Every entry must be echoed exactly.
::::::::
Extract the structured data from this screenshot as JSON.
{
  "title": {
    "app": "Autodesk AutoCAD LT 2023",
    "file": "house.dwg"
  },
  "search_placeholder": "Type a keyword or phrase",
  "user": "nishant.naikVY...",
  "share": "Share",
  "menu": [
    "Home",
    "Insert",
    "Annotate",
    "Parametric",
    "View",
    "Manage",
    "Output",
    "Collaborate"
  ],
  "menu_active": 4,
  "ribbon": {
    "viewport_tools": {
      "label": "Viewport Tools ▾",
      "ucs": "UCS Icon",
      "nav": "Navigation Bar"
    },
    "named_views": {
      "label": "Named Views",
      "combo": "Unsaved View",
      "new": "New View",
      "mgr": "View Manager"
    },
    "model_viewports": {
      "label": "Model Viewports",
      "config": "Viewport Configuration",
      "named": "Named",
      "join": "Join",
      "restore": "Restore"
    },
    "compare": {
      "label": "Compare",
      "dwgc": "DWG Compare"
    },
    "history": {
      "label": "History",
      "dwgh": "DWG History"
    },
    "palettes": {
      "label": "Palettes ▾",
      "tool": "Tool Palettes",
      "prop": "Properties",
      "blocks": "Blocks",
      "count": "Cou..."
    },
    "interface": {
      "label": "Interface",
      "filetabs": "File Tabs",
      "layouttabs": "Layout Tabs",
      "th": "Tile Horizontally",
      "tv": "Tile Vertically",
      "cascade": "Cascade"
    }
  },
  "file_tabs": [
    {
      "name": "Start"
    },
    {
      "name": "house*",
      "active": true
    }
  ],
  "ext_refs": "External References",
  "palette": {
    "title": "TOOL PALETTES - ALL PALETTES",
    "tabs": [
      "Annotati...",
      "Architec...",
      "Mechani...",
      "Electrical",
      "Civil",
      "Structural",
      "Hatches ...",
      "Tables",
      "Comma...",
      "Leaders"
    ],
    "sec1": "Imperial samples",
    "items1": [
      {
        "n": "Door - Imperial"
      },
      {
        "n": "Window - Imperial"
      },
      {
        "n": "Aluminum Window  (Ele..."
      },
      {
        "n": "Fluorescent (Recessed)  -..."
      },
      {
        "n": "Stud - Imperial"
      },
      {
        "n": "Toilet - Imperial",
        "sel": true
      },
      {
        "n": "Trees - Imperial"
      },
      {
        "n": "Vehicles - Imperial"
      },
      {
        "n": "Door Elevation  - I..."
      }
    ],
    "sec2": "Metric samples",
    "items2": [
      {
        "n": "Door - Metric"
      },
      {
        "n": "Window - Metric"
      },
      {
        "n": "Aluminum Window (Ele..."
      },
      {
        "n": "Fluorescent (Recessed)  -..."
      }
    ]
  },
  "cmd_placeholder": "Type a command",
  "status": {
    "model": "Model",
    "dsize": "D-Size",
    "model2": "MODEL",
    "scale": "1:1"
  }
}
::::::::
The solution
Extract the structured data from this screenshot as JSON.
{
  "title": {
    "app": "Autodesk AutoCAD LT 2023",
    "file": "house.dwg"
  },
  "search_placeholder": "Type a keyword or phrase",
  "user": "nishant.naikVY...",
  "share": "Share",
  "menu": [
    "Home",
    "Insert",
    "Annotate",
    "Parametric",
    "View",
    "Manage",
    "Output",
    "Collaborate"
  ],
  "menu_active": 4,
  "ribbon": {
    "viewport_tools": {
      "label": "Viewport Tools ▾",
      "ucs": "UCS Icon",
      "nav": "Navigation Bar"
    },
    "named_views": {
      "label": "Named Views",
      "combo": "Unsaved View",
      "new": "New View",
      "mgr": "View Manager"
    },
    "model_viewports": {
      "label": "Model Viewports",
      "config": "Viewport Configuration",
      "named": "Named",
      "join": "Join",
      "restore": "Restore"
    },
    "compare": {
      "label": "Compare",
      "dwgc": "DWG Compare"
    },
    "history": {
      "label": "History",
      "dwgh": "DWG History"
    },
    "palettes": {
      "label": "Palettes ▾",
      "tool": "Tool Palettes",
      "prop": "Properties",
      "blocks": "Blocks",
      "count": "Cou..."
    },
    "interface": {
      "label": "Interface",
      "filetabs": "File Tabs",
      "layouttabs": "Layout Tabs",
      "th": "Tile Horizontally",
      "tv": "Tile Vertically",
      "cascade": "Cascade"
    }
  },
  "file_tabs": [
    {
      "name": "Start"
    },
    {
      "name": "house*",
      "active": true
    }
  ],
  "ext_refs": "External References",
  "palette": {
    "title": "TOOL PALETTES - ALL PALETTES",
    "tabs": [
      "Annotati...",
      "Architec...",
      "Mechani...",
      "Electrical",
      "Civil",
      "Structural",
      "Hatches ...",
      "Tables",
      "Comma...",
      "Leaders"
    ],
    "sec1": "Imperial samples",
    "items1": [
      {
        "n": "Door - Imperial"
      },
      {
        "n": "Window - Imperial"
      },
      {
        "n": "Aluminum Window  (Ele..."
      },
      {
        "n": "Fluorescent (Recessed)  -..."
      },
      {
        "n": "Stud - Imperial"
      },
      {
        "n": "Toilet - Imperial",
        "sel": true
      },
      {
        "n": "Trees - Imperial"
      },
      {
        "n": "Vehicles - Imperial"
      },
      {
        "n": "Door Elevation  - I..."
      }
    ],
    "sec2": "Metric samples",
    "items2": [
      {
        "n": "Door - Metric"
      },
      {
        "n": "Window - Metric"
      },
      {
        "n": "Aluminum Window (Ele..."
      },
      {
        "n": "Fluorescent (Recessed)  -..."
      }
    ]
  },
  "cmd_placeholder": "Type a command",
  "status": {
    "model": "Model",
    "dsize": "D-Size",
    "model2": "MODEL",
    "scale": "1:1"
  }
}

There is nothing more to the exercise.